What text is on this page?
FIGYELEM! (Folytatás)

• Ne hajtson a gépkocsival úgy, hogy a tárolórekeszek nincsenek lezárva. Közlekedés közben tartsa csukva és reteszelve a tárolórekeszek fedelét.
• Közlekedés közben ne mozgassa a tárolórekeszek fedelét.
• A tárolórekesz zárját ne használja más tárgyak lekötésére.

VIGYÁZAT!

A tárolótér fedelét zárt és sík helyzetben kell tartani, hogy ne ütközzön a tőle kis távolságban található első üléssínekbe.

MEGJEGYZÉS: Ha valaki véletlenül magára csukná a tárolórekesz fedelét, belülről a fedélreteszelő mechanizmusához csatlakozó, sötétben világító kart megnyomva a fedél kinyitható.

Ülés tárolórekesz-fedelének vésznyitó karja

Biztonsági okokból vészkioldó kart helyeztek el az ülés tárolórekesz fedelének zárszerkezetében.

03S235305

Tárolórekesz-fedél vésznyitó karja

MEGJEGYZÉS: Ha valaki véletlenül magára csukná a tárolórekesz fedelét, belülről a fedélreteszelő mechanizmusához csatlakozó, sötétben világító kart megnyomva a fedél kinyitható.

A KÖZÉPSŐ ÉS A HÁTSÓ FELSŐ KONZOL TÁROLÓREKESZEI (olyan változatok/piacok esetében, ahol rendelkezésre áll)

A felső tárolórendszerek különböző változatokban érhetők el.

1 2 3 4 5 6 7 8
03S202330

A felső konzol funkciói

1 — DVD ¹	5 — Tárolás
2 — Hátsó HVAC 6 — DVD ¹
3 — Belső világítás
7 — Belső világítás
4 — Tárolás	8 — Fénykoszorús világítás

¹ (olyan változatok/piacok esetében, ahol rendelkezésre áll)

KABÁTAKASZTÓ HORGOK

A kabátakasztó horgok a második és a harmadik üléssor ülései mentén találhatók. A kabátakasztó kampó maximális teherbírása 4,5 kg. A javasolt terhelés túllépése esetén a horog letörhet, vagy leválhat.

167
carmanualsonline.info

## Written instruction
Count how many lines hold the string "fedelét" and give that number alone.

## Output of the exercise
5